* **TASK PROMPT**:
Work out how many lines in the entries contain the string "TradingView", and give nothing but that number.

───── RECORD EXTRACTS

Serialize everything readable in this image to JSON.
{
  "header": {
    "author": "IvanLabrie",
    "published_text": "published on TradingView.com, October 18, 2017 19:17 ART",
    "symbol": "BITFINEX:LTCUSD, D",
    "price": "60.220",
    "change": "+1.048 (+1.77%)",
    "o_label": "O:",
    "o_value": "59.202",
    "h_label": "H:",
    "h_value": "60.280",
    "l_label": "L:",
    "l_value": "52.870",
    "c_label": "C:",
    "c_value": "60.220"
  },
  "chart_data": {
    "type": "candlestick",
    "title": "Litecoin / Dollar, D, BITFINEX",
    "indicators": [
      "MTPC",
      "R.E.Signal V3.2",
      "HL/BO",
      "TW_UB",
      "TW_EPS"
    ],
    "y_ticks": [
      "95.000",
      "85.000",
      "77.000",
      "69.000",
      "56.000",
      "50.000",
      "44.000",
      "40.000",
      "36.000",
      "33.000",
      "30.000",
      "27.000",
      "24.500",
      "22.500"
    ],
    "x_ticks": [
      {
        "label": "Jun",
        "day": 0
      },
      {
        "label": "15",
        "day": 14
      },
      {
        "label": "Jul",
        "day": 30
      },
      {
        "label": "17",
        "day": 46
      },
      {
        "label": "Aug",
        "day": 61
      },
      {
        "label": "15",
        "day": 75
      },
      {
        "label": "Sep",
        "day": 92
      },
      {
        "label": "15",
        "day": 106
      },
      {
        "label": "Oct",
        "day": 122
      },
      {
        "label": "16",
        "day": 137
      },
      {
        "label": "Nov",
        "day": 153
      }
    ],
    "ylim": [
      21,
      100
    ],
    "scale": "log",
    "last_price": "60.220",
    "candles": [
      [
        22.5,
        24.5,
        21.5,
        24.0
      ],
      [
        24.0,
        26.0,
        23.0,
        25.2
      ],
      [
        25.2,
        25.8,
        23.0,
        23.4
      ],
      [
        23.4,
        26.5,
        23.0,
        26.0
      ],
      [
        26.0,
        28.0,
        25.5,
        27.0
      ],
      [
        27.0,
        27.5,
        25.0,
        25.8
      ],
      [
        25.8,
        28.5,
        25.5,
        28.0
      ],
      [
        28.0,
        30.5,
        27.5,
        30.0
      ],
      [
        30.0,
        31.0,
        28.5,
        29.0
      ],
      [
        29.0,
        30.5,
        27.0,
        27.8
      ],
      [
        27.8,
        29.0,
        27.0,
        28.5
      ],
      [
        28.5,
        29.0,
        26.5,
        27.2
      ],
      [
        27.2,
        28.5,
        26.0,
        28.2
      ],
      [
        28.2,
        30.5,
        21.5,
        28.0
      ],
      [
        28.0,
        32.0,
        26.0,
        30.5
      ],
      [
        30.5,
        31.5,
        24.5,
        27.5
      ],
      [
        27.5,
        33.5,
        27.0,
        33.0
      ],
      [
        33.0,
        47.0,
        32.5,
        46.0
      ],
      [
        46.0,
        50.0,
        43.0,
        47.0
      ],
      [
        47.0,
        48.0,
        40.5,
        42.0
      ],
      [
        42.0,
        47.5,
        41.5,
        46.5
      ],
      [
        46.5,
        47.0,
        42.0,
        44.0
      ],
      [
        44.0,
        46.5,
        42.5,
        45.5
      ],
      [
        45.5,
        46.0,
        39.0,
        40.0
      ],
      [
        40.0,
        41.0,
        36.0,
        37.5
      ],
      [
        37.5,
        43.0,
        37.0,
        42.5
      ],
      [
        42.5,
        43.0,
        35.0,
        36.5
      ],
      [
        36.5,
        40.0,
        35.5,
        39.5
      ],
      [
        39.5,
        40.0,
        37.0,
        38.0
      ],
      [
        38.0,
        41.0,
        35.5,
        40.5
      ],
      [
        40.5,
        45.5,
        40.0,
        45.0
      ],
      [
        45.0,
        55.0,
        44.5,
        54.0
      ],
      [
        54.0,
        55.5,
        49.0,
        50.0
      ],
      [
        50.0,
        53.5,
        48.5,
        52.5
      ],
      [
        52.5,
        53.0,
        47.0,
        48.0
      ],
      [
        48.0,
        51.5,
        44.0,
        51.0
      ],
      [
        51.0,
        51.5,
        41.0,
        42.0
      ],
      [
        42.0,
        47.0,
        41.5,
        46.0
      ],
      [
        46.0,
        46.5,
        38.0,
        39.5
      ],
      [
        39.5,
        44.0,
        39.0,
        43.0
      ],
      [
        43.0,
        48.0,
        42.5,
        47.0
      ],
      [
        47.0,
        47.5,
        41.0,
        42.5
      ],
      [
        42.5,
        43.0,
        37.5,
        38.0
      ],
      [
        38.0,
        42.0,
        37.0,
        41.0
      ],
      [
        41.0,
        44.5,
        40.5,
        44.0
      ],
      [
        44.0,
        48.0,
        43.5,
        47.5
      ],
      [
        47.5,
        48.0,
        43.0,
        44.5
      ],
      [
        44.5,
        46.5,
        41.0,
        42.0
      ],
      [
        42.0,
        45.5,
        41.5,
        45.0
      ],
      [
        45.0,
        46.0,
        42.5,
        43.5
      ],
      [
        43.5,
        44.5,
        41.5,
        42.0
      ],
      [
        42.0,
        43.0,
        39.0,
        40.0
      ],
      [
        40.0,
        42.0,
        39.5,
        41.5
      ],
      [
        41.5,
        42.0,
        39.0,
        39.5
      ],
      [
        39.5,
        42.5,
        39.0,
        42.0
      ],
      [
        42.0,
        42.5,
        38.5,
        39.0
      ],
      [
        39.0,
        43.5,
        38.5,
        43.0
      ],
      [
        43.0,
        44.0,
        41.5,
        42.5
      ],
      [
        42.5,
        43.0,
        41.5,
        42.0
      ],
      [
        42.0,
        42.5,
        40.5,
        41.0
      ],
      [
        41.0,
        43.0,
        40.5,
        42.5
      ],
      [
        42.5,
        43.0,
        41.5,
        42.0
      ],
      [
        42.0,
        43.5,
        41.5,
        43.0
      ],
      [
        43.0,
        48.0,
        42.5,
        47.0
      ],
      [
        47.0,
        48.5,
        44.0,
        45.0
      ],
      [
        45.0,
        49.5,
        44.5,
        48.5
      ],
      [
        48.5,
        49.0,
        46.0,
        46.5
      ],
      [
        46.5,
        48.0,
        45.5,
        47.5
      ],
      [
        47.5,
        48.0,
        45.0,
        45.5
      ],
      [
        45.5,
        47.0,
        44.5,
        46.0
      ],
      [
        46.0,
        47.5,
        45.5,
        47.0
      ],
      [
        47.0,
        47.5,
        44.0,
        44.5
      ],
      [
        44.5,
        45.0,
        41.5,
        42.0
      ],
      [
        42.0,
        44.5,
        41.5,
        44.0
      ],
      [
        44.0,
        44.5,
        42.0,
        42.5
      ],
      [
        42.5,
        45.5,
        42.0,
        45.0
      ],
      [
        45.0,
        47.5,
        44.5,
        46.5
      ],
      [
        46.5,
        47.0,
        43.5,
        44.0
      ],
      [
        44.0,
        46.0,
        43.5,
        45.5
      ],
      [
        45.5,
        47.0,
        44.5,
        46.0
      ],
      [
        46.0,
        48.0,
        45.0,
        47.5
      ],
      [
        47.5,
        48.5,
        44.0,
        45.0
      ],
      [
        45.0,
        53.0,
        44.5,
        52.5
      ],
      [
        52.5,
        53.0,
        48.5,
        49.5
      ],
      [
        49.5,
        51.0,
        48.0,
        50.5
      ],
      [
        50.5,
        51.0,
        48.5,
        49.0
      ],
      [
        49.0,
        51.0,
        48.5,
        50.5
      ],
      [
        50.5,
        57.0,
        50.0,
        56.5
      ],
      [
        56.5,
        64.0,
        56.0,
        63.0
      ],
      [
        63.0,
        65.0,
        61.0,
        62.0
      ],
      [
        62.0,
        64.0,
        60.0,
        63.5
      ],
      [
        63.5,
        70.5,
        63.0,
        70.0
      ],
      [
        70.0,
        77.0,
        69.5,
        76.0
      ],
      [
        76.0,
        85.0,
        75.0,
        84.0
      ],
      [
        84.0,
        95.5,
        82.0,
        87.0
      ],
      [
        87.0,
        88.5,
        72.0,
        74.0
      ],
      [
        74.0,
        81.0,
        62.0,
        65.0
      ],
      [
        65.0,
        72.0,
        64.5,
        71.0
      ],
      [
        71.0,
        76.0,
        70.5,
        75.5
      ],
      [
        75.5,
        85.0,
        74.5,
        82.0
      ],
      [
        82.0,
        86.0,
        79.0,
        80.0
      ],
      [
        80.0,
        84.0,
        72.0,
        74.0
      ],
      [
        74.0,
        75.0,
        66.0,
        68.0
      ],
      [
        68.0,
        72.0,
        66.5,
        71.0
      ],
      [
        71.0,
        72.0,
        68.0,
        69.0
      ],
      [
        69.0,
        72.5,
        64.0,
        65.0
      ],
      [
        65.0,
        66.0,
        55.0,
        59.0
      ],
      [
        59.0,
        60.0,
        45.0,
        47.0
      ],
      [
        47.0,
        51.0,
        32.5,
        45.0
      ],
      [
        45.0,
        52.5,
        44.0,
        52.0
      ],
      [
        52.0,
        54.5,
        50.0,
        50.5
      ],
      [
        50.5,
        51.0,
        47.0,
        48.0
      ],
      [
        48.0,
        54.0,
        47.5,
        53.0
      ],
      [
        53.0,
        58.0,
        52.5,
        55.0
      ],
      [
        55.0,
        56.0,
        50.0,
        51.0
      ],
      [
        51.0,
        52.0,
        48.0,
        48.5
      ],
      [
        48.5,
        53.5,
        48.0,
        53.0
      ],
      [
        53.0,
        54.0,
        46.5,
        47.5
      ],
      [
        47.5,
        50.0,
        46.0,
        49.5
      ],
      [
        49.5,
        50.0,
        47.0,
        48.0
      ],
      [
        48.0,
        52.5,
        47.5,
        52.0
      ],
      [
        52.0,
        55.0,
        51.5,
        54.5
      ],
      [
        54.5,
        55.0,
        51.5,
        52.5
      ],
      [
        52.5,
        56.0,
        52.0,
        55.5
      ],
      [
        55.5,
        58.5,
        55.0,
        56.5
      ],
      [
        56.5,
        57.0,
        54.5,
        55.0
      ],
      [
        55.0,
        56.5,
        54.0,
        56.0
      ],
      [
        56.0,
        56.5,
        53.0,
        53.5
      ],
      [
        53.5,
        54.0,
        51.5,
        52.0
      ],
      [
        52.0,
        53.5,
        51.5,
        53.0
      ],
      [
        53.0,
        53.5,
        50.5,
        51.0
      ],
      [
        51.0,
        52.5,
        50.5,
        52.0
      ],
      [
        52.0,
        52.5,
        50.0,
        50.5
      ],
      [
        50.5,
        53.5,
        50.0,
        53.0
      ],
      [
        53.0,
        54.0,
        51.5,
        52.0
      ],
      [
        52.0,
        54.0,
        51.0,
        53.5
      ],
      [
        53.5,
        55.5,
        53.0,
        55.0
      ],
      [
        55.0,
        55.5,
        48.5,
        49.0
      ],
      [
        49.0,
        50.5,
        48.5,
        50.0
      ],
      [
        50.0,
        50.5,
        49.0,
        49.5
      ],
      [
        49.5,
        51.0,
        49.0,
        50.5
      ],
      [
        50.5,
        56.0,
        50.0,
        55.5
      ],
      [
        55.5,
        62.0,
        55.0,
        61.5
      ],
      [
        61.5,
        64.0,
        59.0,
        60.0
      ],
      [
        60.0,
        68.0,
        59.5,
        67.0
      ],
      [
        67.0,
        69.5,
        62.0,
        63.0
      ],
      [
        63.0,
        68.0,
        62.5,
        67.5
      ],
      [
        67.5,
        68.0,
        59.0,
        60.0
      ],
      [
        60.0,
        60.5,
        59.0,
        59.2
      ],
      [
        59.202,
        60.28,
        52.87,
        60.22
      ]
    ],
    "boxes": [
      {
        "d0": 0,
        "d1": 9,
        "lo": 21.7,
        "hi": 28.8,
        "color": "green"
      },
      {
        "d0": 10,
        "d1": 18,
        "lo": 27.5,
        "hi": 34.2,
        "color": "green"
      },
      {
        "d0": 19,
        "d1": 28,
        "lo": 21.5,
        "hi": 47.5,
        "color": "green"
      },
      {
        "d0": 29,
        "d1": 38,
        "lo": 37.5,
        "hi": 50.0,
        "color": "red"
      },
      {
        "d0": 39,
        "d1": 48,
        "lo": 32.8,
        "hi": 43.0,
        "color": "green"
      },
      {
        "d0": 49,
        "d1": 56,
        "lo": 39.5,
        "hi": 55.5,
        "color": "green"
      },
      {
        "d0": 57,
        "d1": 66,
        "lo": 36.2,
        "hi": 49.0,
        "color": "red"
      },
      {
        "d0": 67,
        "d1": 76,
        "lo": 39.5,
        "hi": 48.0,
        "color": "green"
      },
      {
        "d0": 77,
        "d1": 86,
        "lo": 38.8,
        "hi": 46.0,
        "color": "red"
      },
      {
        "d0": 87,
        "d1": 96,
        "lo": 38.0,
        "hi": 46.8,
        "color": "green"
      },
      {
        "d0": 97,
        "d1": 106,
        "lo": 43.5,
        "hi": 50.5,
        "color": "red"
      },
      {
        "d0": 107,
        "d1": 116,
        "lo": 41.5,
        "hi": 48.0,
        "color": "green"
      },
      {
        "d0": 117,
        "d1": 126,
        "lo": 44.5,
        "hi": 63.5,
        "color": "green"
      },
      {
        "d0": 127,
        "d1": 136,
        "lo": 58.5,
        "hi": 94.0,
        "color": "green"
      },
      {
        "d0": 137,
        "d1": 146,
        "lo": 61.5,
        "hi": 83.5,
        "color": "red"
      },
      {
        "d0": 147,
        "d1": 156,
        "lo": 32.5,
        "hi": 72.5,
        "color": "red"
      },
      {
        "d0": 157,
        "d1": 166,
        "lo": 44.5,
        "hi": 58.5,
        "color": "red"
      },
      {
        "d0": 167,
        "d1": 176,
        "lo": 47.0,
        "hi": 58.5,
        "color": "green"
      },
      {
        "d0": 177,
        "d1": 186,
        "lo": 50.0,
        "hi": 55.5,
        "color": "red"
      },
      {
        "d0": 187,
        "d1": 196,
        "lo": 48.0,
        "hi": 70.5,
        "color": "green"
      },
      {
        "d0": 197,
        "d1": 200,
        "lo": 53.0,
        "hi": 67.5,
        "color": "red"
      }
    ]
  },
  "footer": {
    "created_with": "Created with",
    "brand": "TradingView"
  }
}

──────────

* **SOLUTION FOR THIS PROBLEM**:
2